## Задание 1
Перепишите без изменений часть отрывка о светской жизни и старой литературе, начиная со слов «Мы, конечно, не» и заканчивая словами «изъ его питомцевъ.».
## Задание 2
Чем, согласно отрывку о светской жизни и старой литературе, свет считал литературу?
## Задание 3
Продолжите отрывок о светской жизни и старой литературе с того места, на котором он заканчивается.

## Фрагмент текста
============================================================
Мы, конечно, не должны преувеличивать благодѣтельныхъ вліяній свѣтской жизни на старую литературу. Мы знаемъ, большому свѣту отнюдь было не по силамъ вызвать, даже оцѣнить настоящее жизненное искусство. Свѣтъ до конца не выходилъ изъ заколдованнаго круга лжи и забавы, считая литературу чисто эстетическимъ и увеселительнымъ украшеніемъ своего безпечальнаго существованія.
Но мы и не говоримъ объ идейномъ внутреннемъ преобразованіи художественнаго творчества, а только о внѣшнихъ успѣхахъ словесности. Устраненіе педантизма и схоластики было несомнѣннымъ движеніемъ впередъ, и оно совершалось не профессорами элоквенціи, а людьми не столь глубокомысленнаго, но за то болѣ" реальнаго міра.
Лукинъ одинъ изъ его питомцевъ.
============================================================
## Листинг

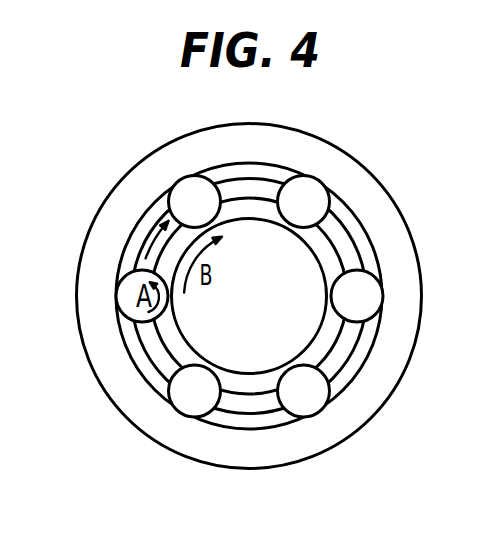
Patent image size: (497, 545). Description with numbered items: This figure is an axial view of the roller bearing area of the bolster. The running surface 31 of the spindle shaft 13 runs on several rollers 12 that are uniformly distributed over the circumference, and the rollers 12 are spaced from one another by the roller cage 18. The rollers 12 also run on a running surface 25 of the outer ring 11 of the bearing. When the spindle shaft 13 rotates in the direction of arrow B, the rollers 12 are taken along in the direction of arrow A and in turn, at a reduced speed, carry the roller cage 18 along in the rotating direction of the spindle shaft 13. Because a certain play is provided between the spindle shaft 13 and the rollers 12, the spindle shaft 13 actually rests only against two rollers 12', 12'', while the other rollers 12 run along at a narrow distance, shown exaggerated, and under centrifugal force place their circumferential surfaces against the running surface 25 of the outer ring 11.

The outer ring of the bearing 11 is at (393, 216).
The rollers 12 is at (313, 312).
The roller 12' is at (107, 332).
The roller 12'' is at (149, 169).
The spindle shaft 13 is at (288, 330).
The roller cage 18 is at (355, 332).
The running surface of the outer ring 25 is at (133, 232).
The running surface of the spindle shaft 31 is at (212, 370).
============================================================
## Ответ 1
Мы, конечно, не должны преувеличивать благодѣтельныхъ вліяній свѣтской жизни на старую литературу. Мы знаемъ, большому свѣту отнюдь было не по силамъ вызвать, даже оцѣнить настоящее жизненное искусство. Свѣтъ до конца не выходилъ изъ заколдованнаго круга лжи и забавы, считая литературу чисто эстетическимъ и увеселительнымъ украшеніемъ своего безпечальнаго существованія.
Но мы и не говоримъ объ идейномъ внутреннемъ преобразованіи художественнаго творчества, а только о внѣшнихъ успѣхахъ словесности. Устраненіе педантизма и схоластики было несомнѣннымъ движеніемъ впередъ, и оно совершалось не профессорами элоквенціи, а людьми не столь глубокомысленнаго, но за то болѣ" реальнаго міра.
Лукинъ одинъ изъ его питомцевъ.

## Ответ 2
Чисто эстетическим и увеселительным украшением своего беспечального существования.

## Ответ 3
Лучшую пьесу онъ написалъ по личнымъ опытамъ. Это -- совершенная новость въ русской литературѣ, вплоть до Грибоѣдова" Правда, Крыловъ и особенно Фонвизинъ могли взять нѣсколько подлинниковъ изъ жизни въ свои произведенія, но это отдѣльныя черты и фигуры на ихъ картинахъ. Лукинъ, не обладая талантами своихъ современниковъ, стремится перенести на сцену цѣлую жизненную драму съ ея героями и эпизодами, лично ему извѣстными и подробно изученными.
Въ предисловіи къ Моту авторъ сознается, что онъ самъ "въ ономъ вредномъ ремеслѣ долго упражнялся", видѣлъ гибельные плоды страсти и вознамѣрился воспользоваться своими наблюденіями для общей пользы. Лукинъ рисуетъ полную картину игорной комнаты. Онъ не можетъ забыть многочисленныхъ фигуръ, немногихъ счастливцевъ и большинства несчастныхъ, истощенныхъ и разбитыхъ своими неудачами... Впечатлѣнія были до такой степени сильны, что авторъ навсегда бросилъ игру.
Слѣдовательно, предъ нами въ полномъ смыслѣ драма нравовъ, но, къ сожалѣнію, только по замыслу. У Лукина несравненно больше добрыхъ намѣреній, чѣмъ силъ осуществить ихъ. И недостатокъ художественнаго таланта подорвалъ всѣ его усилія.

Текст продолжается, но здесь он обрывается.